Swap "volume-name" for "volume-label" in the entries, starting at the line that has "cd-drive-icon bbox=[13, 462, 29, 473]" and stopping after the line that has "action-center-icon[interactable] bbox=[866, 741, 882, 757]". Give only those lines again, with nothing else changed.

(Recorded data)

________________

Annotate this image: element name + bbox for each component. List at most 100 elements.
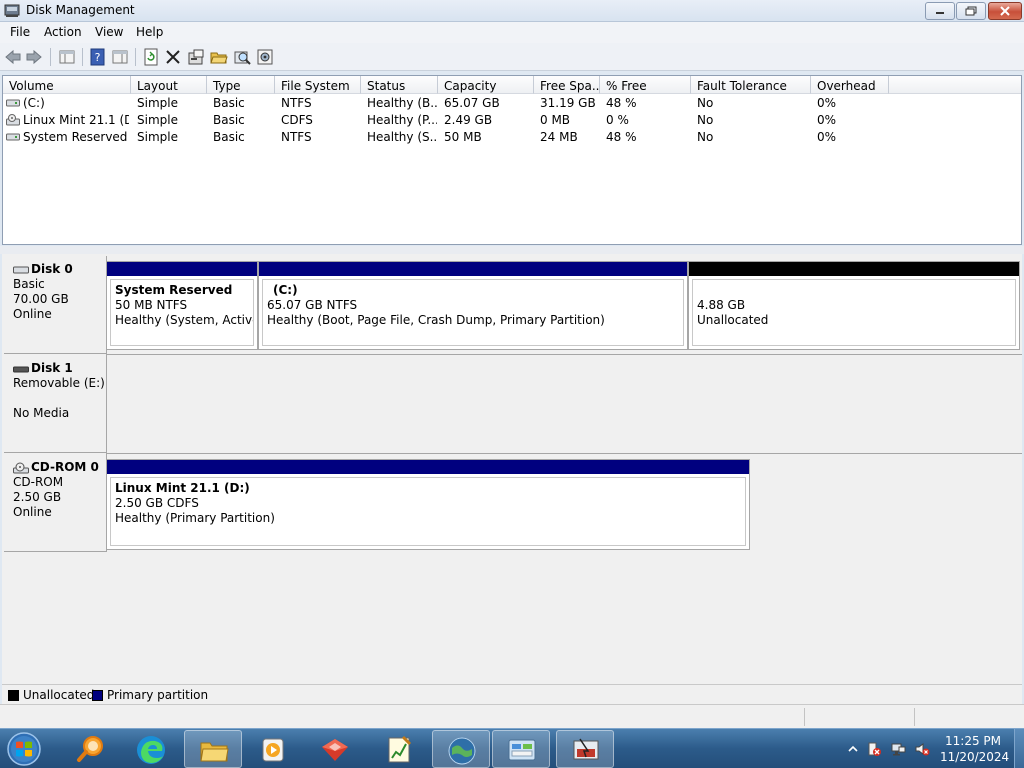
cd-drive-icon bbox=[13, 462, 29, 473]
show-desktop-button[interactable] bbox=[1014, 729, 1024, 768]
primary-partition-bar bbox=[259, 262, 687, 276]
cdrom-0-status: Online bbox=[13, 505, 52, 519]
column-header-fault-tolerance[interactable]: Fault Tolerance bbox=[691, 76, 811, 94]
chart-notepad-icon bbox=[388, 735, 412, 763]
restore-icon bbox=[965, 6, 977, 16]
volume-name: System Reserved bbox=[23, 130, 128, 144]
close-button[interactable] bbox=[988, 2, 1022, 20]
column-header-type[interactable]: Type bbox=[207, 76, 275, 94]
volume-overhead: 0% bbox=[817, 130, 837, 144]
taskbar: 11:25 PM 11/20/2024 bbox=[0, 728, 1024, 768]
column-header-volume[interactable]: Volume bbox=[3, 76, 131, 94]
partition-name: Linux Mint 21.1 (D:) bbox=[115, 481, 250, 495]
column-header-status[interactable]: Status bbox=[361, 76, 438, 94]
volume-name: Linux Mint 21.1 (D:) bbox=[23, 113, 129, 127]
volume-capacity: 2.49 GB bbox=[444, 113, 493, 127]
volume-capacity: 65.07 GB bbox=[444, 96, 500, 110]
folder-icon bbox=[200, 742, 229, 762]
minimize-button[interactable] bbox=[925, 2, 955, 20]
partition-details: 4.88 GB Unallocated bbox=[692, 279, 1016, 346]
partition-size: 2.50 GB CDFS bbox=[115, 496, 199, 510]
show-hidden-icons-icon[interactable] bbox=[845, 741, 861, 757]
action-center-icon[interactable] bbox=[866, 741, 882, 757]
properties-pane-icon[interactable] bbox=[111, 48, 129, 66]
title-bar: Disk Management bbox=[0, 0, 1024, 22]
volume-fault-tolerance: No bbox=[697, 113, 714, 127]
disk-1-status: No Media bbox=[13, 406, 70, 420]
hard-drive-icon bbox=[13, 266, 29, 273]
partition-linux-mint[interactable]: Linux Mint 21.1 (D:) 2.50 GB CDFS Health… bbox=[106, 459, 750, 550]
partition-unallocated[interactable]: 4.88 GB Unallocated bbox=[688, 261, 1020, 350]
taskbar-media-player[interactable] bbox=[244, 730, 302, 768]
disk-1-type: Removable (E:) bbox=[13, 376, 105, 390]
delete-icon[interactable] bbox=[164, 48, 182, 66]
taskbar-notepad-chart[interactable] bbox=[370, 730, 428, 768]
taskbar-edge[interactable] bbox=[122, 730, 180, 768]
volume-status: Healthy (B... bbox=[367, 96, 437, 110]
taskbar-file-explorer[interactable] bbox=[184, 730, 242, 768]
magnifier-icon bbox=[77, 736, 103, 762]
cdrom-0-type: CD-ROM bbox=[13, 475, 64, 489]
partition-status: Healthy (Boot, Page File, Crash Dump, Pr… bbox=[267, 313, 605, 327]
column-header-percent-free[interactable]: % Free bbox=[600, 76, 691, 94]
volume-file-system: CDFS bbox=[281, 113, 313, 127]
partition-size: 4.88 GB bbox=[697, 298, 746, 312]
cdrom-0-label[interactable]: CD-ROM 0 CD-ROM 2.50 GB Online bbox=[4, 454, 107, 552]
start-orb-icon[interactable] bbox=[4, 731, 44, 767]
toolbar-separator bbox=[50, 48, 51, 66]
volume-layout: Simple bbox=[137, 130, 178, 144]
volume-overhead: 0% bbox=[817, 96, 837, 110]
restore-button[interactable] bbox=[956, 2, 986, 20]
volume-status: Healthy (P... bbox=[367, 113, 437, 127]
volume-layout: Simple bbox=[137, 113, 178, 127]
forward-arrow-icon[interactable] bbox=[25, 48, 43, 66]
volume-type: Basic bbox=[213, 113, 245, 127]
taskbar-globe-app[interactable] bbox=[432, 730, 490, 768]
back-arrow-icon[interactable] bbox=[4, 48, 22, 66]
disk-1-name: Disk 1 bbox=[31, 361, 73, 375]
column-header-file-system[interactable]: File System bbox=[275, 76, 361, 94]
volume-muted-icon[interactable] bbox=[914, 741, 930, 757]
explore-icon[interactable] bbox=[233, 48, 251, 66]
disk-1-spacer bbox=[13, 391, 106, 406]
taskbar-disk-management[interactable] bbox=[556, 730, 614, 768]
menu-file[interactable]: File bbox=[10, 25, 30, 39]
status-bar bbox=[0, 704, 1024, 728]
column-header-free-space[interactable]: Free Spa... bbox=[534, 76, 600, 94]
partition-c[interactable]: (C:) 65.07 GB NTFS Healthy (Boot, Page F… bbox=[258, 261, 688, 350]
properties-icon[interactable] bbox=[187, 48, 205, 66]
show-hide-tree-icon[interactable] bbox=[58, 48, 76, 66]
volume-row-system-reserved[interactable]: System Reserved Simple Basic NTFS Health… bbox=[3, 129, 1021, 146]
window-title: Disk Management bbox=[26, 3, 135, 17]
disk-1-label[interactable]: Disk 1 Removable (E:) No Media bbox=[4, 355, 107, 453]
partition-system-reserved[interactable]: System Reserved 50 MB NTFS Healthy (Syst… bbox=[106, 261, 258, 350]
volume-name: (C:) bbox=[23, 96, 45, 110]
column-header-layout[interactable]: Layout bbox=[131, 76, 207, 94]
menu-view[interactable]: View bbox=[95, 25, 123, 39]
help-icon[interactable]: ? bbox=[89, 48, 107, 66]
column-header-overhead[interactable]: Overhead bbox=[811, 76, 889, 94]
volume-row-c[interactable]: (C:) Simple Basic NTFS Healthy (B... 65.… bbox=[3, 95, 1021, 112]
refresh-icon[interactable] bbox=[142, 48, 160, 66]
menu-action[interactable]: Action bbox=[44, 25, 82, 39]
pane-splitter[interactable] bbox=[0, 246, 1024, 254]
column-header-capacity[interactable]: Capacity bbox=[438, 76, 534, 94]
taskbar-control-panel[interactable] bbox=[492, 730, 550, 768]
partition-details: (C:) 65.07 GB NTFS Healthy (Boot, Page F… bbox=[262, 279, 684, 346]
cdrom-0-size: 2.50 GB bbox=[13, 490, 62, 504]
open-folder-icon[interactable] bbox=[210, 48, 228, 66]
minimize-icon bbox=[936, 12, 944, 14]
taskbar-search[interactable] bbox=[62, 730, 120, 768]
volume-overhead: 0% bbox=[817, 113, 837, 127]
network-icon[interactable] bbox=[890, 741, 906, 757]
legend-unallocated: Unallocated bbox=[23, 688, 95, 702]
volume-file-system: NTFS bbox=[281, 130, 312, 144]
disk-0-label[interactable]: Disk 0 Basic 70.00 GB Online bbox=[4, 256, 107, 354]
disk-settings-icon[interactable] bbox=[256, 48, 274, 66]
toolbar-separator bbox=[135, 48, 136, 66]
hard-drive-icon bbox=[6, 133, 20, 141]
taskbar-clock[interactable]: 11:25 PM 11/20/2024 bbox=[940, 733, 1009, 765]
volume-row-d[interactable]: Linux Mint 21.1 (D:) Simple Basic CDFS H… bbox=[3, 112, 1021, 129]
menu-help[interactable]: Help bbox=[136, 25, 163, 39]
taskbar-red-app[interactable] bbox=[306, 730, 364, 768]
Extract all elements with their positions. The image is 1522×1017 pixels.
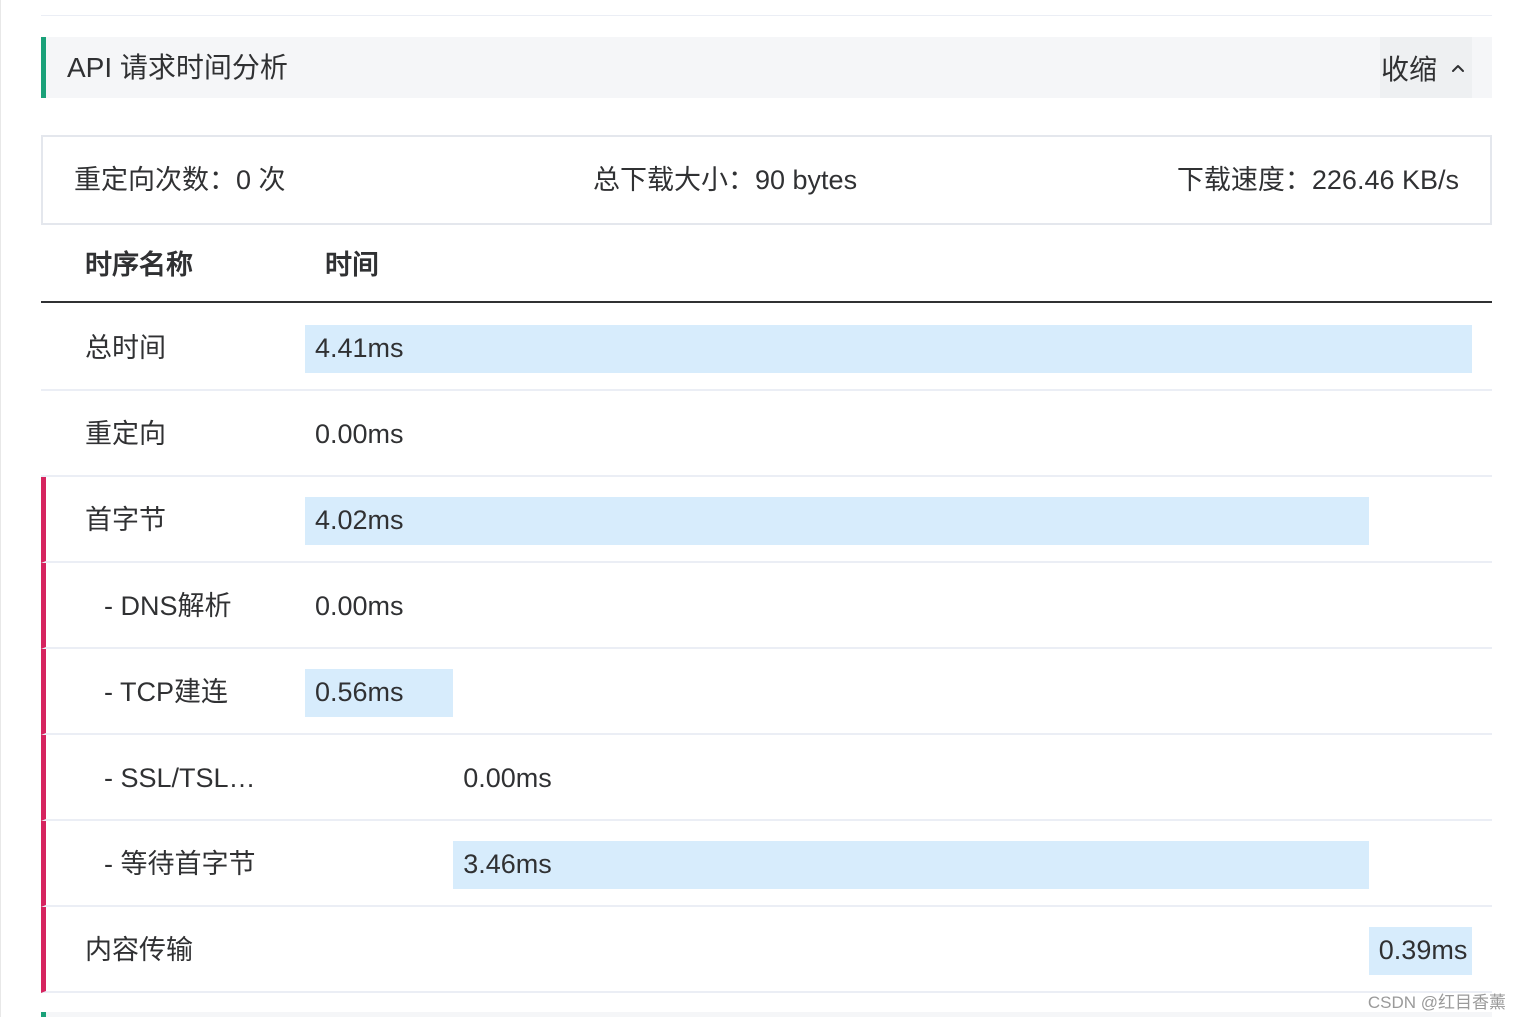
row-name: 重定向	[85, 419, 166, 449]
row-name: - TCP建连	[104, 677, 229, 707]
collapse-button[interactable]: 收缩	[1380, 37, 1472, 98]
next-section-header	[41, 1012, 1492, 1017]
timing-bar	[453, 841, 1369, 889]
table-row: - 等待首字节 3.46ms	[41, 821, 1492, 907]
row-name: 首字节	[85, 505, 166, 535]
row-time: 4.02ms	[315, 505, 404, 535]
header-name: 时序名称	[85, 250, 193, 280]
table-row: - SSL/TSL… 0.00ms	[41, 735, 1492, 821]
row-time: 0.56ms	[315, 677, 404, 707]
table-row: 重定向 0.00ms	[41, 391, 1492, 477]
table-row: 首字节 4.02ms	[41, 477, 1492, 563]
collapse-label: 收缩	[1381, 53, 1438, 85]
redirect-count: 重定向次数：0 次	[74, 165, 286, 195]
table-row: 总时间 4.41ms	[41, 305, 1492, 391]
row-name: 内容传输	[85, 935, 193, 965]
summary-panel: 重定向次数：0 次 总下载大小：90 bytes 下载速度：226.46 KB/…	[41, 135, 1492, 225]
top-divider	[41, 15, 1492, 16]
section-header: API 请求时间分析 收缩	[41, 37, 1492, 98]
row-name: 总时间	[85, 333, 166, 363]
row-time: 0.39ms	[1378, 935, 1468, 965]
watermark: CSDN @红目香薰	[1367, 993, 1506, 1012]
row-name: - SSL/TSL…	[104, 763, 256, 793]
row-time: 3.46ms	[463, 849, 552, 879]
table-row: - TCP建连 0.56ms	[41, 649, 1492, 735]
row-name: - 等待首字节	[104, 849, 256, 879]
table-row: - DNS解析 0.00ms	[41, 563, 1492, 649]
table-row: 内容传输 0.39ms	[41, 907, 1492, 993]
row-time: 0.00ms	[315, 591, 404, 621]
download-speed: 下载速度：226.46 KB/s	[1176, 165, 1459, 195]
row-time: 4.41ms	[315, 333, 404, 363]
timing-bar	[305, 325, 1472, 373]
header-time: 时间	[325, 250, 379, 280]
row-time: 0.00ms	[463, 763, 552, 793]
section-title: API 请求时间分析	[67, 52, 288, 83]
row-name: - DNS解析	[104, 591, 232, 621]
download-size: 总下载大小：90 bytes	[593, 165, 858, 195]
chevron-up-icon	[1452, 64, 1465, 72]
page-left-edge	[0, 0, 1, 1017]
timing-bar	[305, 497, 1369, 545]
timing-table-header: 时序名称 时间	[41, 228, 1492, 303]
row-time: 0.00ms	[315, 419, 404, 449]
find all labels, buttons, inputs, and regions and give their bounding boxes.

________________

§ **ANSWER FOR THE TASK**
cd-drive-icon bbox=[13, 462, 29, 473]
show-desktop-button[interactable] bbox=[1014, 729, 1024, 768]
primary-partition-bar bbox=[259, 262, 687, 276]
cdrom-0-status: Online bbox=[13, 505, 52, 519]
column-header-fault-tolerance[interactable]: Fault Tolerance bbox=[691, 76, 811, 94]
chart-notepad-icon bbox=[388, 735, 412, 763]
restore-icon bbox=[965, 6, 977, 16]
volume-label: System Reserved bbox=[23, 130, 128, 144]
close-button[interactable] bbox=[988, 2, 1022, 20]
column-header-type[interactable]: Type bbox=[207, 76, 275, 94]
volume-overhead: 0% bbox=[817, 130, 837, 144]
taskbar: 11:25 PM 11/20/2024 bbox=[0, 728, 1024, 768]
column-header-volume[interactable]: Volume bbox=[3, 76, 131, 94]
partition-name: Linux Mint 21.1 (D:) bbox=[115, 481, 250, 495]
column-header-status[interactable]: Status bbox=[361, 76, 438, 94]
volume-label: Linux Mint 21.1 (D:) bbox=[23, 113, 129, 127]
volume-capacity: 2.49 GB bbox=[444, 113, 493, 127]
volume-capacity: 65.07 GB bbox=[444, 96, 500, 110]
folder-icon bbox=[200, 742, 229, 762]
minimize-button[interactable] bbox=[925, 2, 955, 20]
partition-details: 4.88 GB Unallocated bbox=[692, 279, 1016, 346]
partition-size: 2.50 GB CDFS bbox=[115, 496, 199, 510]
show-hidden-icons-icon[interactable] bbox=[845, 741, 861, 757]
action-center-icon[interactable] bbox=[866, 741, 882, 757]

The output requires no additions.